• DO THIS: Copy the items between the line that contains "474, 795, 486]" and the line that contains "316, 105, 330]", inclusive, reproducing each line precisely.

• RECORDS SUPPLIED:
== == ==

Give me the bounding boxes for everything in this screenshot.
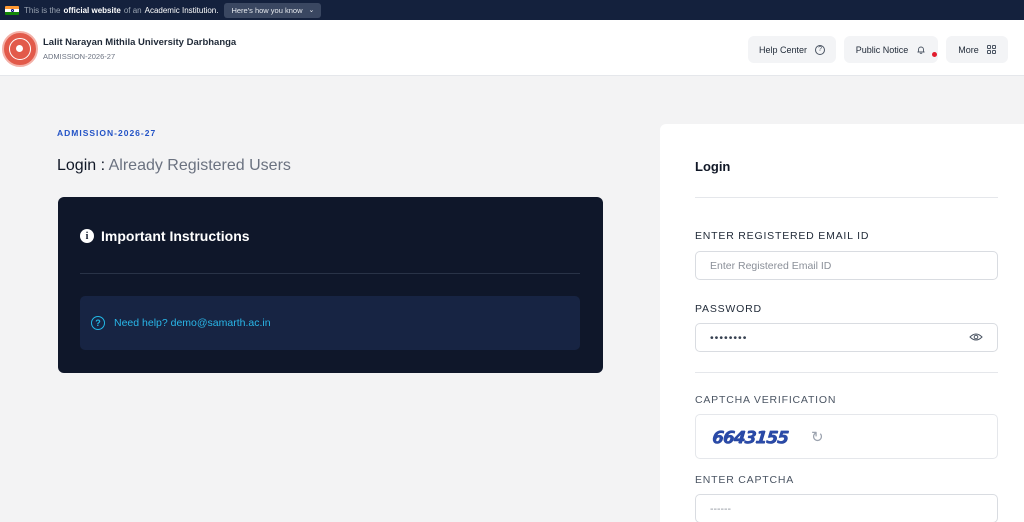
enter-captcha-label: ENTER CAPTCHA	[695, 474, 795, 486]
help-center-button[interactable]: Help Center ?	[748, 36, 836, 63]
more-label: More	[958, 44, 979, 55]
eye-icon[interactable]	[969, 332, 983, 342]
question-circle-icon: ?	[91, 316, 105, 330]
university-name[interactable]: Lalit Narayan Mithila University Darbhan…	[43, 37, 236, 48]
india-flag-icon	[5, 5, 19, 15]
help-contact-box: ? Need help? demo@samarth.ac.in	[80, 296, 580, 350]
login-panel-title: Login	[695, 159, 731, 174]
page-title: Login : Already Registered Users	[57, 157, 291, 175]
chevron-down-icon: ⌄	[308, 7, 315, 14]
gov-banner-middle: of an	[123, 5, 142, 15]
captcha-image: 6643155	[710, 428, 789, 448]
instructions-divider	[80, 273, 580, 274]
header-subtitle: ADMISSION-2026-27	[43, 52, 116, 61]
email-field[interactable]	[695, 251, 998, 280]
more-button[interactable]: More	[946, 36, 1008, 63]
how-you-know-button[interactable]: Here's how you know ⌄	[224, 2, 322, 18]
refresh-icon[interactable]: ↻	[811, 428, 824, 446]
gov-banner-institution: Academic Institution.	[144, 5, 219, 15]
login-panel: Login ENTER REGISTERED EMAIL ID PASSWORD…	[660, 124, 1024, 522]
info-icon: i	[80, 229, 94, 243]
email-label: ENTER REGISTERED EMAIL ID	[695, 230, 870, 242]
panel-divider	[695, 197, 998, 198]
panel-divider	[695, 372, 998, 373]
password-label: PASSWORD	[695, 303, 762, 315]
site-header: Lalit Narayan Mithila University Darbhan…	[0, 20, 1024, 76]
captcha-box: 6643155 ↻	[695, 414, 998, 459]
help-contact-text[interactable]: Need help? demo@samarth.ac.in	[114, 317, 271, 329]
help-center-label: Help Center	[758, 44, 808, 55]
question-circle-icon: ?	[815, 44, 826, 55]
public-notice-label: Public Notice	[855, 44, 909, 55]
bell-icon	[917, 46, 925, 54]
instructions-title: Important Instructions	[101, 228, 250, 244]
gov-banner-highlight: official website	[63, 5, 121, 15]
instructions-header: i Important Instructions	[80, 228, 250, 244]
password-field[interactable]	[695, 323, 998, 352]
page-title-rest: Already Registered Users	[108, 157, 291, 174]
public-notice-button[interactable]: Public Notice	[844, 36, 938, 63]
gov-banner: This is the official website of an Acade…	[0, 0, 1024, 20]
notification-dot	[932, 52, 937, 57]
captcha-label: CAPTCHA VERIFICATION	[695, 394, 837, 406]
grid-icon	[986, 45, 996, 54]
captcha-input[interactable]	[695, 494, 998, 522]
page-title-prefix: Login :	[57, 157, 106, 174]
university-logo[interactable]	[2, 31, 38, 67]
admission-label: ADMISSION-2026-27	[57, 128, 157, 138]
how-you-know-label: Here's how you know	[231, 5, 303, 15]
gov-banner-prefix: This is the	[24, 5, 61, 15]
instructions-card: i Important Instructions ? Need help? de…	[58, 197, 603, 373]
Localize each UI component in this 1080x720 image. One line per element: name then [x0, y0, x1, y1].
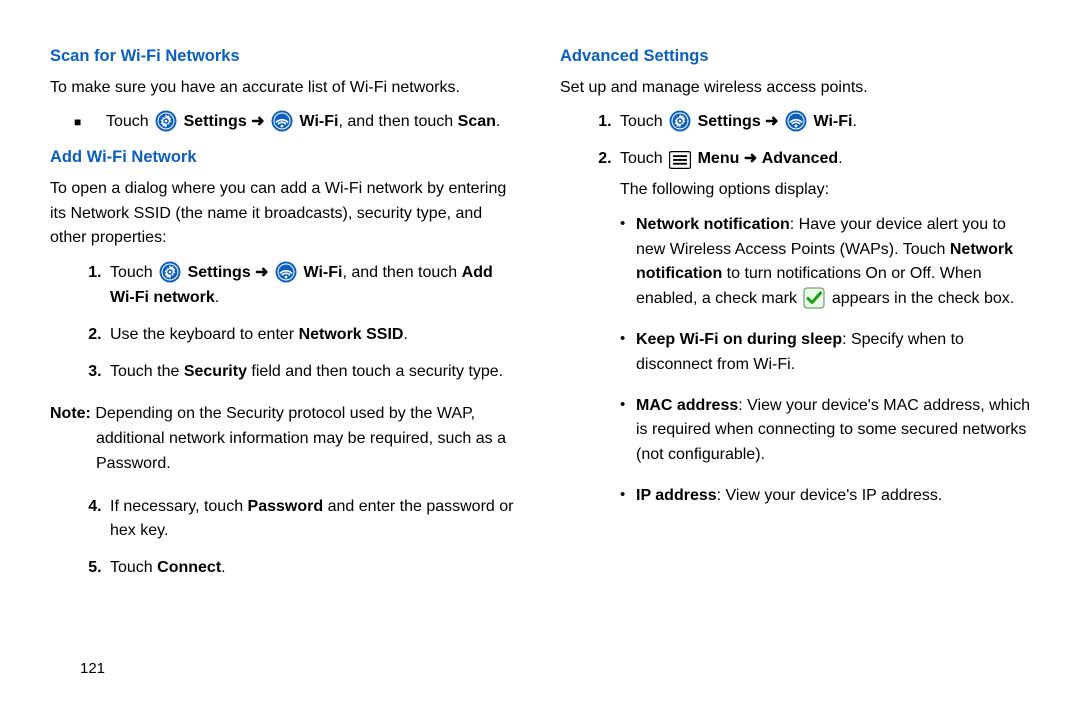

== == ==

• RESULT FOR THIS TASK:
enter-captcha-label: ENTER CAPTCHA	[695, 474, 795, 486]
help-center-button[interactable]: Help Center ?	[748, 36, 836, 63]
more-label: More	[958, 44, 979, 55]
eye-icon[interactable]	[969, 332, 983, 342]
question-circle-icon: ?	[91, 316, 105, 330]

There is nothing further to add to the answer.